Written problem: Extract the text of each entry below exactly, leaving every image behind.

Supplied data:
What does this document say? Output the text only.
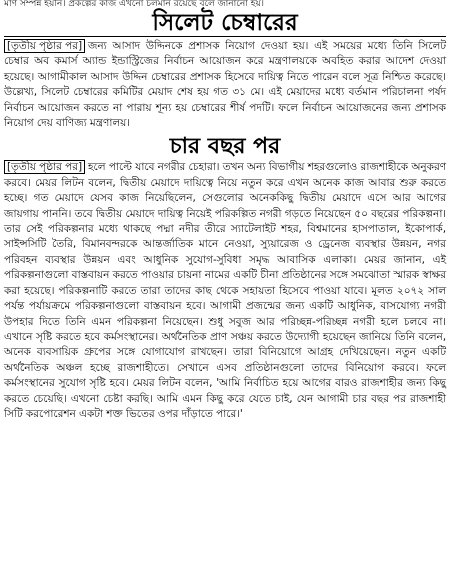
র্মাণ সম্পন্ন হয়নি। প্রকল্পের কাজ এখনো চলমান রয়েছে বলে জানানো হয়।
সিলেট চেম্বারের

[তৃতীয় পৃষ্ঠার পর] জন্য আসাদ উদ্দিনকে প্রশাসক নিয়োগ দেওয়া হয়। এই সময়ের মধ্যে তিনি সিলেট চেম্বার অব কমার্স অ্যান্ড ইন্ডাস্ট্রিজের নির্বাচন আয়োজন করে মন্ত্রণালয়কে অবহিত করার আদেশ দেওয়া হয়েছে। আগামীকাল আসাদ উদ্দিন চেম্বারের প্রশাসক হিসেবে দায়িত্ব নিতে পারেন বলে সূত্র নিশ্চিত করেছে। উল্লেখ্য, সিলেট চেম্বারের কমিটির মেয়াদ শেষ হয় গত ৩১ মে। এই মেয়াদের মধ্যে বর্তমান পরিচালনা পর্ষদ নির্বাচন আয়োজন করতে না পারায় শূন্য হয় চেম্বারের শীর্ষ পদটি। ফলে নির্বাচন আয়োজনের জন্য প্রশাসক নিয়োগ দেয় বাণিজ্য মন্ত্রণালয়।

চার বছর পর

[তৃতীয় পৃষ্ঠার পর] হলে পাল্টে যাবে নগরীর চেহারা। তখন অন্য বিভাগীয় শহরগুলোও রাজশাহীকে অনুকরণ করবে। মেয়র লিটন বলেন, দ্বিতীয় মেয়াদে দায়িত্বে নিয়ে নতুন করে এখন অনেক কাজ আবার শুরু করতে হচ্ছে। গত মেয়াদে যেসব কাজ নিয়েছিলেন, সেগুলোর অনেককিছু দ্বিতীয় মেয়াদে এসে আর আগের জায়গায় পাননি। তবে দ্বিতীয় মেয়াদে দায়িত্ব নিয়েই পরিকল্পিত নগরী গড়তে নিয়েছেন ৫০ বছরের পরিকল্পনা। তার সেই পরিকল্পনার মধ্যে থাকছে পদ্মা নদীর তীরে স্যাটেলাইট শহর, বিশ্বমানের হাসপাতাল, ইকোপার্ক, সাইন্সসিটি তৈরি, বিমানবন্দরকে আন্তর্জাতিক মানে নেওয়া, স্যুয়ারেজ ও ড্রেনেজ ব্যবস্থার উন্নয়ন, নগর পরিবহন ব্যবস্থার উন্নয়ন এবং আধুনিক সুযোগ-সুবিধা সমৃদ্ধ আবাসিক এলাকা। মেয়র জানান, এই পরিকল্পনাগুলো বাস্তবায়ন করতে পাওয়ার চায়না নামের একটি চীনা প্রতিষ্ঠানের সঙ্গে সমঝোতা স্মারক স্বাক্ষর করা হয়েছে। পরিকল্পনাটি করতে তারা তাদের কাছ থেকে সহায়তা হিসেবে পাওয়া যাবে। মূলত ২০৭২ সাল পর্যন্ত পর্যায়ক্রমে পরিকল্পনাগুলো বাস্তবায়ন হবে। আগামী প্রজন্মের জন্য একটি আধুনিক, বাসযোগ্য নগরী উপহার দিতে তিনি এমন পরিকল্পনা নিয়েছেন। শুধু সবুজ আর পরিচ্ছন্ন-পরিচ্ছন্ন নগরী হলে চলবে না। এখানে সৃষ্টি করতে হবে কর্মসংস্থানের। অর্থনৈতিক প্রাণ সঞ্চয় করতে উদ্যোগী হয়েছেন জানিয়ে তিনি বলেন, অনেক ব্যবসায়িক গ্রুপের সঙ্গে যোগাযোগ রাখছেন। তারা বিনিয়োগে আগ্রহ দেখিয়েছেন। নতুন একটি অর্থনৈতিক অঞ্চল হচ্ছে রাজশাহীতে। সেখানে এসব প্রতিষ্ঠানগুলো তাদের বিনিয়োগ করবে। ফলে কর্মসংস্থানের সুযোগ সৃষ্টি হবে। মেয়র লিটন বলেন, 'আমি নির্বাচিত হয়ে আগের বারও রাজশাহীর জন্য কিছু করতে চেয়েছি। এখনো চেষ্টা করছি। আমি এমন কিছু করে যেতে চাই, যেন আগামী চার বছর পর রাজশাহী সিটি করপোরেশন একটা শক্ত ভিতের ওপর দাঁড়াতে পারে।'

Worked solution:
What does this document say? Output the text only.
র্মাণ সম্পন্ন হয়নি। প্রকল্পের কাজ এখনো চলমান রয়েছে বলে জানানো হয়।
সিলেট চেম্বারের

[তৃতীয় পৃষ্ঠার পর] জন্য আসাদ উদ্দিনকে প্রশাসক নিয়োগ দেওয়া হয়। এই সময়ের মধ্যে তিনি সিলেট চেম্বার অব কমার্স অ্যান্ড ইন্ডাস্ট্রিজের নির্বাচন আয়োজন করে মন্ত্রণালয়কে অবহিত করার আদেশ দেওয়া হয়েছে। আগামীকাল আসাদ উদ্দিন চেম্বারের প্রশাসক হিসেবে দায়িত্ব নিতে পারেন বলে সূত্র নিশ্চিত করেছে। উল্লেখ্য, সিলেট চেম্বারের কমিটির মেয়াদ শেষ হয় গত ৩১ মে। এই মেয়াদের মধ্যে বর্তমান পরিচালনা পর্ষদ নির্বাচন আয়োজন করতে না পারায় শূন্য হয় চেম্বারের শীর্ষ পদটি। ফলে নির্বাচন আয়োজনের জন্য প্রশাসক নিয়োগ দেয় বাণিজ্য মন্ত্রণালয়।

চার বছর পর

[তৃতীয় পৃষ্ঠার পর] হলে পাল্টে যাবে নগরীর চেহারা। তখন অন্য বিভাগীয় শহরগুলোও রাজশাহীকে অনুকরণ করবে। মেয়র লিটন বলেন, দ্বিতীয় মেয়াদে দায়িত্বে নিয়ে নতুন করে এখন অনেক কাজ আবার শুরু করতে হচ্ছে। গত মেয়াদে যেসব কাজ নিয়েছিলেন, সেগুলোর অনেককিছু দ্বিতীয় মেয়াদে এসে আর আগের জায়গায় পাননি। তবে দ্বিতীয় মেয়াদে দায়িত্ব নিয়েই পরিকল্পিত নগরী গড়তে নিয়েছেন ৫০ বছরের পরিকল্পনা। তার সেই পরিকল্পনার মধ্যে থাকছে পদ্মা নদীর তীরে স্যাটেলাইট শহর, বিশ্বমানের হাসপাতাল, ইকোপার্ক, সাইন্সসিটি তৈরি, বিমানবন্দরকে আন্তর্জাতিক মানে নেওয়া, স্যুয়ারেজ ও ড্রেনেজ ব্যবস্থার উন্নয়ন, নগর পরিবহন ব্যবস্থার উন্নয়ন এবং আধুনিক সুযোগ-সুবিধা সমৃদ্ধ আবাসিক এলাকা। মেয়র জানান, এই পরিকল্পনাগুলো বাস্তবায়ন করতে পাওয়ার চায়না নামের একটি চীনা প্রতিষ্ঠানের সঙ্গে সমঝোতা স্মারক স্বাক্ষর করা হয়েছে। পরিকল্পনাটি করতে তারা তাদের কাছ থেকে সহায়তা হিসেবে পাওয়া যাবে। মূলত ২০৭২ সাল পর্যন্ত পর্যায়ক্রমে পরিকল্পনাগুলো বাস্তবায়ন হবে। আগামী প্রজন্মের জন্য একটি আধুনিক, বাসযোগ্য নগরী উপহার দিতে তিনি এমন পরিকল্পনা নিয়েছেন। শুধু সবুজ আর পরিচ্ছন্ন-পরিচ্ছন্ন নগরী হলে চলবে না। এখানে সৃষ্টি করতে হবে কর্মসংস্থানের। অর্থনৈতিক প্রাণ সঞ্চয় করতে উদ্যোগী হয়েছেন জানিয়ে তিনি বলেন, অনেক ব্যবসায়িক গ্রুপের সঙ্গে যোগাযোগ রাখছেন। তারা বিনিয়োগে আগ্রহ দেখিয়েছেন। নতুন একটি অর্থনৈতিক অঞ্চল হচ্ছে রাজশাহীতে। সেখানে এসব প্রতিষ্ঠানগুলো তাদের বিনিয়োগ করবে। ফলে কর্মসংস্থানের সুযোগ সৃষ্টি হবে। মেয়র লিটন বলেন, 'আমি নির্বাচিত হয়ে আগের বারও রাজশাহীর জন্য কিছু করতে চেয়েছি। এখনো চেষ্টা করছি। আমি এমন কিছু করে যেতে চাই, যেন আগামী চার বছর পর রাজশাহী সিটি করপোরেশন একটা শক্ত ভিতের ওপর দাঁড়াতে পারে।'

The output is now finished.